### WHAT YOU WILL DO
Find each line containing the string "grid". Copy it.

### WORKING DATA
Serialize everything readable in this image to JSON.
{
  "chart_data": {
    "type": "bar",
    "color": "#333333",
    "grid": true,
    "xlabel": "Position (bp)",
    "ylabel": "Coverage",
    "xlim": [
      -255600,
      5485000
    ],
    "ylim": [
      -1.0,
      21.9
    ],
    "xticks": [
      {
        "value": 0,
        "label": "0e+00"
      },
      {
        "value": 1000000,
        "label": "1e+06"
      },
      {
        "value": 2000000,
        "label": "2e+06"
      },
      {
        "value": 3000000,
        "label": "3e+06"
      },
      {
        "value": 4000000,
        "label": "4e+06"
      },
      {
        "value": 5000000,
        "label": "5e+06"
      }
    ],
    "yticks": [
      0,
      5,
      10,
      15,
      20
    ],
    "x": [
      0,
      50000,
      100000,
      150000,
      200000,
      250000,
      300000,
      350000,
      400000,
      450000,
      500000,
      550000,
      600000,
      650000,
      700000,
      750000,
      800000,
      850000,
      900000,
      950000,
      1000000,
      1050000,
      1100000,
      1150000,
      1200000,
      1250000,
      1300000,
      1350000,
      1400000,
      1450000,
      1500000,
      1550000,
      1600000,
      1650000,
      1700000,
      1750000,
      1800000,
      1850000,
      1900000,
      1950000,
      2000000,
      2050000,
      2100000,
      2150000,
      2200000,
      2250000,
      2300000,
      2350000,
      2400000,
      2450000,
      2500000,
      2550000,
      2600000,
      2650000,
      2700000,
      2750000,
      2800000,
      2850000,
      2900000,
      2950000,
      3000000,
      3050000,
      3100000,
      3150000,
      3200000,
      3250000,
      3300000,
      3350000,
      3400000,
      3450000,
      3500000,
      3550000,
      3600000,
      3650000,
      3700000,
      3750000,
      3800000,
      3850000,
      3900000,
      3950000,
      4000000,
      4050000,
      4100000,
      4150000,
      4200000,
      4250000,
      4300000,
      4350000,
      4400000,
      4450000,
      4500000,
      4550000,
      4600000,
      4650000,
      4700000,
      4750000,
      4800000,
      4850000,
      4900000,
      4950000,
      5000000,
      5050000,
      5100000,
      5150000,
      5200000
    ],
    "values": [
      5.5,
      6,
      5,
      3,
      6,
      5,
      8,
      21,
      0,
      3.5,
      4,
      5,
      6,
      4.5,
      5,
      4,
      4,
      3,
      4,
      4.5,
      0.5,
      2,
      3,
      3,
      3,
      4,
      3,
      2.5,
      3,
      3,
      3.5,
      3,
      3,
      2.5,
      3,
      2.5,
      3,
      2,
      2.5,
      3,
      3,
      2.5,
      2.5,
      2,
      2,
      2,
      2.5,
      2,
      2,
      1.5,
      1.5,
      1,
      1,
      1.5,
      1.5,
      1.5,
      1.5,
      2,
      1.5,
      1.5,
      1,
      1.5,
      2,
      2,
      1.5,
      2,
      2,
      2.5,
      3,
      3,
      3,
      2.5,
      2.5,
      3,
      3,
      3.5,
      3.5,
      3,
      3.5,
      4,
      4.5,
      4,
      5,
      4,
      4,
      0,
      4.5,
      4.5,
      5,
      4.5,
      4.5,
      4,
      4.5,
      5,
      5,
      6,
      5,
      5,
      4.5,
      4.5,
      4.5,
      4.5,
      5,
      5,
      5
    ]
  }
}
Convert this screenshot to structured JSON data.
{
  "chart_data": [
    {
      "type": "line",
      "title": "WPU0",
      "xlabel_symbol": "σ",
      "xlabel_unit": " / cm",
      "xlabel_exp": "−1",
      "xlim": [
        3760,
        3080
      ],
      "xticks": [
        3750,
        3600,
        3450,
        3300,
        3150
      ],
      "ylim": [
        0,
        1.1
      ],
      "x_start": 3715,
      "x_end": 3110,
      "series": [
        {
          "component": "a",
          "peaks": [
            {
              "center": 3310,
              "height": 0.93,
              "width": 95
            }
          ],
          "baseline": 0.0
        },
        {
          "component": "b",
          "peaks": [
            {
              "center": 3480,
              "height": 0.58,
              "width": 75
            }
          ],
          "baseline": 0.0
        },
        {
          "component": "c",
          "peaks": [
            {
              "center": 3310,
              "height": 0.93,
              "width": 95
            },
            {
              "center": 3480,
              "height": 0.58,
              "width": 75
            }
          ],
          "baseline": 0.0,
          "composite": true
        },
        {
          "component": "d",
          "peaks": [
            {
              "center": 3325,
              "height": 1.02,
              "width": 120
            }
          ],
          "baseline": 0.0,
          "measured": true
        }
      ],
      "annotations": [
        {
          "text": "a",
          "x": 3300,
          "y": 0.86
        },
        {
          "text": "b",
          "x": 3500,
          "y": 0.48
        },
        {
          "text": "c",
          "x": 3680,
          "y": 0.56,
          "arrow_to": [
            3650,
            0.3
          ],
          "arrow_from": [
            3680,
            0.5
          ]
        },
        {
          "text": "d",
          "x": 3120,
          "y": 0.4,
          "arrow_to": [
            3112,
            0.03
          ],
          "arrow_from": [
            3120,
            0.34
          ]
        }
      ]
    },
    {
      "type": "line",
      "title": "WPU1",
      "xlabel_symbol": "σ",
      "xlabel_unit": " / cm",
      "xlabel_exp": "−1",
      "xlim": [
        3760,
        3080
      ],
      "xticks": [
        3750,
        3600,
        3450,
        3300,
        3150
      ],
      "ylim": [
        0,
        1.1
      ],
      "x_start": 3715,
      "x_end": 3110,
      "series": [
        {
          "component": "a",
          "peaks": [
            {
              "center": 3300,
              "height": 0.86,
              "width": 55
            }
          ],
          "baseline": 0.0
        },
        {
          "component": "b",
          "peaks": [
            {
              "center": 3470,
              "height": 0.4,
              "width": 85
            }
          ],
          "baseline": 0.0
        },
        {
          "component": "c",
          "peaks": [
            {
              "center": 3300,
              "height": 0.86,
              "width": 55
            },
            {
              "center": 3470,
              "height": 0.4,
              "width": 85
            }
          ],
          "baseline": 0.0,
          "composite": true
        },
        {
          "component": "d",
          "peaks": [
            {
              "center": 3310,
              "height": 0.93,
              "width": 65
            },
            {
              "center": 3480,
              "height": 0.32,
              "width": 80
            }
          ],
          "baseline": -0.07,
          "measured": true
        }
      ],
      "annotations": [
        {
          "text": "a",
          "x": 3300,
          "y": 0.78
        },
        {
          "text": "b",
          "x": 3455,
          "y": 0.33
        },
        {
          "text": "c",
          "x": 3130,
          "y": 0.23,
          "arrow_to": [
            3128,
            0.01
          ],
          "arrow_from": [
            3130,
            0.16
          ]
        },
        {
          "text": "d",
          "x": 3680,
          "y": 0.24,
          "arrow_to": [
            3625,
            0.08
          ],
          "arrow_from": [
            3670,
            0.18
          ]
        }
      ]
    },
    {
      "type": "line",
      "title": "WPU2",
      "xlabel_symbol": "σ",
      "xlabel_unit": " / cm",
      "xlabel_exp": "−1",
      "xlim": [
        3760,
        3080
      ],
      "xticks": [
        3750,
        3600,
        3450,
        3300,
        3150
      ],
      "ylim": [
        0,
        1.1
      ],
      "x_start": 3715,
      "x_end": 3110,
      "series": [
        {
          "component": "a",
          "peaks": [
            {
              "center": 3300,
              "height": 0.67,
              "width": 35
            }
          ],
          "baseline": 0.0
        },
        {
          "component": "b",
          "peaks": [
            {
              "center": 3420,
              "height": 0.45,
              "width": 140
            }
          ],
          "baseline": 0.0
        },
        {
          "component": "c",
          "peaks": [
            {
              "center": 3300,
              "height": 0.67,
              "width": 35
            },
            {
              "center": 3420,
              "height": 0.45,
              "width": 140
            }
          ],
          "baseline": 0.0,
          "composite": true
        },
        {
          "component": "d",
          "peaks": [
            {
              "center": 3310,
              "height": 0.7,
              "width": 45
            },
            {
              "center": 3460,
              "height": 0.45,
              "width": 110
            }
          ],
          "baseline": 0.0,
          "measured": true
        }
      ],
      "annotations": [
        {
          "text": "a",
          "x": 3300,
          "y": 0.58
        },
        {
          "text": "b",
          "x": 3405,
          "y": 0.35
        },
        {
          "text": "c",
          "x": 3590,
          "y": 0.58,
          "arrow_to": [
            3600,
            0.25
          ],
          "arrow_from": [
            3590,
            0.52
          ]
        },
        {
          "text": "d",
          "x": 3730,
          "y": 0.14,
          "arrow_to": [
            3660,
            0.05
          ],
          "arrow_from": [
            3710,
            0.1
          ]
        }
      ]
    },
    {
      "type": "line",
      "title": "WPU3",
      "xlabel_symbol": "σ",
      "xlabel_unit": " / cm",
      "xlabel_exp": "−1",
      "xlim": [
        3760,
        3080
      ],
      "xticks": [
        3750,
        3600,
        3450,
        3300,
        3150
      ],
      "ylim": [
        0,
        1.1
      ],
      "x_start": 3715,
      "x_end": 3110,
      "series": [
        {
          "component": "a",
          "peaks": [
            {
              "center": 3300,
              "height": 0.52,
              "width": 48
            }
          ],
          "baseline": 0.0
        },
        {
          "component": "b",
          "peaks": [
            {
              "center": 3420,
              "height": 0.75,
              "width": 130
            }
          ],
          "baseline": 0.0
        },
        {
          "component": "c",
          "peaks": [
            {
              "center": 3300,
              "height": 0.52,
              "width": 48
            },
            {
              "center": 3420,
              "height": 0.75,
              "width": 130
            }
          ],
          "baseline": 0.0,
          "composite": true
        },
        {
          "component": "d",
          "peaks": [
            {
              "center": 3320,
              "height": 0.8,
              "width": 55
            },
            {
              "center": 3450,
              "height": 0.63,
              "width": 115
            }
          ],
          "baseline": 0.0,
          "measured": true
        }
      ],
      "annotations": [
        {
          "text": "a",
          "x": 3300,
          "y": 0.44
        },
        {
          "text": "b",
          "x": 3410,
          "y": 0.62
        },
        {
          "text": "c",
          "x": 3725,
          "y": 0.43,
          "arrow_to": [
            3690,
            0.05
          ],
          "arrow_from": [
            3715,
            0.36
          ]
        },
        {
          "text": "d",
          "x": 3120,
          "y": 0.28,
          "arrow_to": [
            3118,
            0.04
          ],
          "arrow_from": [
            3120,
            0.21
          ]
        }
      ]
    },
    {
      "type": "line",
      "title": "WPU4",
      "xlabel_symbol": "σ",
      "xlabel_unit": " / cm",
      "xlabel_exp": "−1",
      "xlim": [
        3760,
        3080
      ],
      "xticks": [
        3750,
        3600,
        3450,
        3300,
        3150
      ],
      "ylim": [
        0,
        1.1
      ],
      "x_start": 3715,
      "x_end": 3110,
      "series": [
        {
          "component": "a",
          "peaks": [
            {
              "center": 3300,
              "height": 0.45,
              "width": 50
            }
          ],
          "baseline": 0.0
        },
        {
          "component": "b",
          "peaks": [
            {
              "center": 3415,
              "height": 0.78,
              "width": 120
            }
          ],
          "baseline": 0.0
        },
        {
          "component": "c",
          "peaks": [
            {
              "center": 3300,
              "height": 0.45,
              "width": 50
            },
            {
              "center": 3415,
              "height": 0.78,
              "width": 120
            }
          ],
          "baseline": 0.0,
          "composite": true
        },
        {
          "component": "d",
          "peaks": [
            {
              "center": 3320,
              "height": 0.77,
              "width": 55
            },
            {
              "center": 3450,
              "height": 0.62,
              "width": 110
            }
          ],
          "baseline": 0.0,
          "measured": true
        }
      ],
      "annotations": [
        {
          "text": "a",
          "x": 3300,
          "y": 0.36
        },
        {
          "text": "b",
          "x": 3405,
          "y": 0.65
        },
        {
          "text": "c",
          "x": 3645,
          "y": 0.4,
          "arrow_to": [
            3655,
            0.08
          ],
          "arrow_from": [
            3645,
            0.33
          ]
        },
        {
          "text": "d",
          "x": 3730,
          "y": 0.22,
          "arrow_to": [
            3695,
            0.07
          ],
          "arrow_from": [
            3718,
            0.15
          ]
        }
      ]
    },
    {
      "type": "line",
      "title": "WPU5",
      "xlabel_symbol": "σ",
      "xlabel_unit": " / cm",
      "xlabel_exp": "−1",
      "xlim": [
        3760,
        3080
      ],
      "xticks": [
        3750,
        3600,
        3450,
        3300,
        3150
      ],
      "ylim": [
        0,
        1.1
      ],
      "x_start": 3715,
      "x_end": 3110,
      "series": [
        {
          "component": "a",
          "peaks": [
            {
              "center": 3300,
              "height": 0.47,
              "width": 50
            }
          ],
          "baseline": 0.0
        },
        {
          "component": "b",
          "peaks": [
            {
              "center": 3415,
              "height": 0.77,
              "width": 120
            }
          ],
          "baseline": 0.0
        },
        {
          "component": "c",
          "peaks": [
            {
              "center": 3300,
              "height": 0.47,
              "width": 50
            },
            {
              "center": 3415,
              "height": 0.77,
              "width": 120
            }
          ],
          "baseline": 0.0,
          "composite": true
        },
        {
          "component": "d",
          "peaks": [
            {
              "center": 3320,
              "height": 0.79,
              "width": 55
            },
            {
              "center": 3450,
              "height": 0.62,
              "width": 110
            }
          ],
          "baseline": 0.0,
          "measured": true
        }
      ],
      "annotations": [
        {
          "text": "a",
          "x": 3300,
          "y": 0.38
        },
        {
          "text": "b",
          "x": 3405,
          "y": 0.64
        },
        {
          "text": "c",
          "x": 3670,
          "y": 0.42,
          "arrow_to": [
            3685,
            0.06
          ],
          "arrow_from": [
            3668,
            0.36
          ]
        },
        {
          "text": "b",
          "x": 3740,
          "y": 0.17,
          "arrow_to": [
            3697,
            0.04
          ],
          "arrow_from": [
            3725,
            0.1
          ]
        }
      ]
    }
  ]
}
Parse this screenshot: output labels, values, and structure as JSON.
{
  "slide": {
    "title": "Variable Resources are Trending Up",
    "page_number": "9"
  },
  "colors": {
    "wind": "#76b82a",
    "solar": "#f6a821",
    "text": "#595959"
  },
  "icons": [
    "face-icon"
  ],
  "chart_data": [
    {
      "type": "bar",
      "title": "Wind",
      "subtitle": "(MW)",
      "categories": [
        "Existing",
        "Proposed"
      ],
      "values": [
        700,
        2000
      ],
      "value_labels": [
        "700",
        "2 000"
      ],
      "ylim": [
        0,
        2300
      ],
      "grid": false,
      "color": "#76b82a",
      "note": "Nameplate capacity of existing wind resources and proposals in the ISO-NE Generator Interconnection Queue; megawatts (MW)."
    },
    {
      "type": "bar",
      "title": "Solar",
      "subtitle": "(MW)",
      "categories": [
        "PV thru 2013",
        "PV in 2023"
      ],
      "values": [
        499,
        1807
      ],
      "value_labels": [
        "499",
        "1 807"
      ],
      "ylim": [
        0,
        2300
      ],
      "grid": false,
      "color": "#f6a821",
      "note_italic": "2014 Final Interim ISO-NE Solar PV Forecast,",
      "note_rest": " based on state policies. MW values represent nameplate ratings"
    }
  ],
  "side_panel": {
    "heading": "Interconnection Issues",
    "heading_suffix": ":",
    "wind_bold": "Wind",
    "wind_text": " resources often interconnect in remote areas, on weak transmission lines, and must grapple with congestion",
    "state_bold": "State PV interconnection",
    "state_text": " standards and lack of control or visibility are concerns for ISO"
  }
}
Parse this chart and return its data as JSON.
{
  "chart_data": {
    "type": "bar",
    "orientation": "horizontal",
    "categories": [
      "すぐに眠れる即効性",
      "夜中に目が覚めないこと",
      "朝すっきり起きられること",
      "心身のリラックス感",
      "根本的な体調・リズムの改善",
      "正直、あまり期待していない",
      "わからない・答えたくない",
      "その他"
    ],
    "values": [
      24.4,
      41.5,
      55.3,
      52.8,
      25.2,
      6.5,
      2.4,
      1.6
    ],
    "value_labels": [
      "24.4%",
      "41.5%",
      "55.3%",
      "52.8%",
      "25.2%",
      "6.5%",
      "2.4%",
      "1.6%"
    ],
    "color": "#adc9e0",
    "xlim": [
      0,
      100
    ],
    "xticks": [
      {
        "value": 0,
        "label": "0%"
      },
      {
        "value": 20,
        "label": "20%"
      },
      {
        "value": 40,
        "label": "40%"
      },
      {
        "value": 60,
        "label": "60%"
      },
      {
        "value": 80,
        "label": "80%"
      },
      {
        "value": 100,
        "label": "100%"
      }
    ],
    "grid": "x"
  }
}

### RIGHT ANSWER
    "grid": true,
      "grid": false,
      "grid": false,
    "grid": "x"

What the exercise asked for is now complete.